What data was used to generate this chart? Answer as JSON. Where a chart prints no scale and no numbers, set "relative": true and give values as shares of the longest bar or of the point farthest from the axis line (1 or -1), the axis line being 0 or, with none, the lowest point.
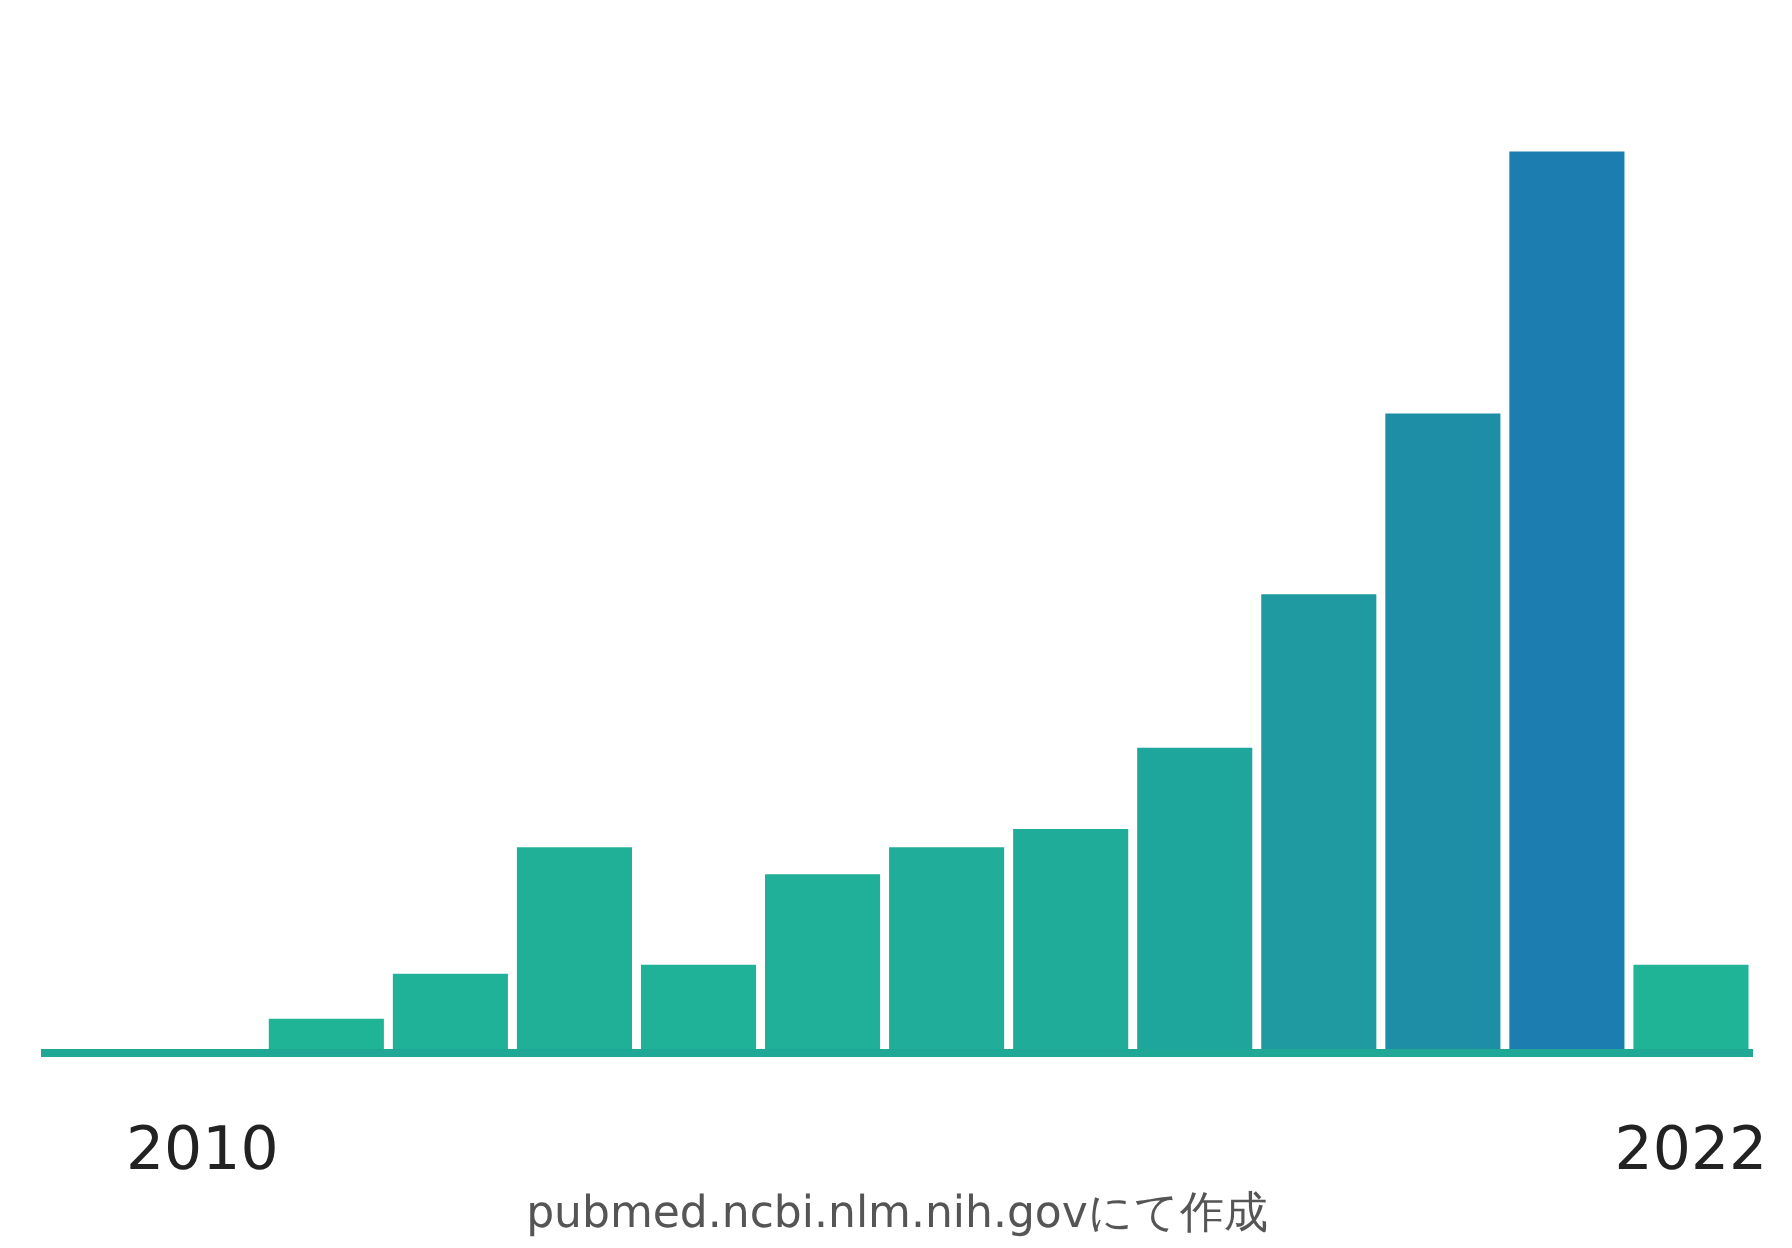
{
  "chart_data": {
    "type": "bar",
    "relative": true,
    "categories": [
      "2010",
      null,
      null,
      null,
      null,
      null,
      null,
      null,
      null,
      null,
      null,
      null,
      "2022"
    ],
    "values": [
      null,
      0.04,
      0.09,
      0.23,
      0.1,
      0.2,
      0.23,
      0.25,
      0.34,
      0.51,
      0.71,
      1,
      0.1
    ],
    "colors": [
      "#22b496",
      "#20b496",
      "#20b298",
      "#20b097",
      "#20b298",
      "#20af98",
      "#20ad99",
      "#1fac99",
      "#1fa69c",
      "#1e9aa0",
      "#1d8ea5",
      "#1c7db0",
      "#20b496"
    ],
    "grid": false,
    "annotations": [
      "pubmed.ncbi.nlm.nih.govにて作成"
    ]
  }
}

▬▬▬▬▬▬

[What the task requires]
Leave the pictures out, and print every line of the listing exactly as written.

[Final result]
What data was used to generate this chart? Answer as JSON. Where a chart prints no scale and no numbers, set "relative": true and give values as shares of the longest bar or of the point farthest from the axis line (1 or -1), the axis line being 0 or, with none, the lowest point.
{
  "chart_data": {
    "type": "bar",
    "relative": true,
    "categories": [
      "2010",
      null,
      null,
      null,
      null,
      null,
      null,
      null,
      null,
      null,
      null,
      null,
      "2022"
    ],
    "values": [
      null,
      0.04,
      0.09,
      0.23,
      0.1,
      0.2,
      0.23,
      0.25,
      0.34,
      0.51,
      0.71,
      1,
      0.1
    ],
    "colors": [
      "#22b496",
      "#20b496",
      "#20b298",
      "#20b097",
      "#20b298",
      "#20af98",
      "#20ad99",
      "#1fac99",
      "#1fa69c",
      "#1e9aa0",
      "#1d8ea5",
      "#1c7db0",
      "#20b496"
    ],
    "grid": false,
    "annotations": [
      "pubmed.ncbi.nlm.nih.govにて作成"
    ]
  }
}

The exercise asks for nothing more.